### What the task requires
Copy every line of the data that includes the string "大臣認可".

### Records to use

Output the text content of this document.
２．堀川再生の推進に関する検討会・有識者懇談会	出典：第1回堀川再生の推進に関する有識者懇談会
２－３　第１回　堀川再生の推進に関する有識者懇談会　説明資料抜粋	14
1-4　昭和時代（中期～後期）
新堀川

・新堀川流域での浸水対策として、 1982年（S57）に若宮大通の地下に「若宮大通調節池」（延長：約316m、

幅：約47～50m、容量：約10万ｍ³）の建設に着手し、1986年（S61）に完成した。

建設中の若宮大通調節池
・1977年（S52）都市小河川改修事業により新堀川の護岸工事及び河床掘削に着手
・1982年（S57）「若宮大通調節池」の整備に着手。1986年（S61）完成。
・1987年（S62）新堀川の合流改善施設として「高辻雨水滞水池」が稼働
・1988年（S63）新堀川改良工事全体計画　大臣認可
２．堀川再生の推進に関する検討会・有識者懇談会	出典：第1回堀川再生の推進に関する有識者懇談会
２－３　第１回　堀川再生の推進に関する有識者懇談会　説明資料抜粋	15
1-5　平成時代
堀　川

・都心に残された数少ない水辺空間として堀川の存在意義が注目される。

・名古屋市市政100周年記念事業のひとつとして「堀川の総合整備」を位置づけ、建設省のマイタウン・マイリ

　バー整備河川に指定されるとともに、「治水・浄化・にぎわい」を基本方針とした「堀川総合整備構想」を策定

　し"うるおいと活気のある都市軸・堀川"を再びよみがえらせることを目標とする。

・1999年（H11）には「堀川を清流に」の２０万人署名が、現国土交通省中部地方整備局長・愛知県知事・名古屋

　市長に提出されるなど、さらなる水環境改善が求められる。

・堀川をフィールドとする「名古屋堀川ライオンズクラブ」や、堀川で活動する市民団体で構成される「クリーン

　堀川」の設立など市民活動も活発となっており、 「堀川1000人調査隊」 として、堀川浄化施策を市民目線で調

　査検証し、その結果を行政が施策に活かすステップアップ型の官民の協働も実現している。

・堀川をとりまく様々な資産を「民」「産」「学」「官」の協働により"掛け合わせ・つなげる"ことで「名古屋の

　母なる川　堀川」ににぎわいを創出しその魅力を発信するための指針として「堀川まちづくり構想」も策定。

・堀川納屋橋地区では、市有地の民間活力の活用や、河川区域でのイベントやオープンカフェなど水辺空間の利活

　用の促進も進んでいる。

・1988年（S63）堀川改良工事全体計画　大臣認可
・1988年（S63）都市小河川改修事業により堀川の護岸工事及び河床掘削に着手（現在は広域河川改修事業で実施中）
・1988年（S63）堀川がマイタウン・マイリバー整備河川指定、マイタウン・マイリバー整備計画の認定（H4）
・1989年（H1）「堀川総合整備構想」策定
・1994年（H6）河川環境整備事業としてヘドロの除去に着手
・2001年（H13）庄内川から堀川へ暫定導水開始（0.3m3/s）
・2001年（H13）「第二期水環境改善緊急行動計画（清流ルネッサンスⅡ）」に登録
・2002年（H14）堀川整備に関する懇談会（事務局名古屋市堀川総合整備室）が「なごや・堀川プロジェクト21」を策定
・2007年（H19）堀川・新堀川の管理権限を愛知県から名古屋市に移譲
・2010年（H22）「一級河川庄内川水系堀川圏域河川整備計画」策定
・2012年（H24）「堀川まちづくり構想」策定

### Output of the exercise
・1988年（S63）新堀川改良工事全体計画　大臣認可
・1988年（S63）堀川改良工事全体計画　大臣認可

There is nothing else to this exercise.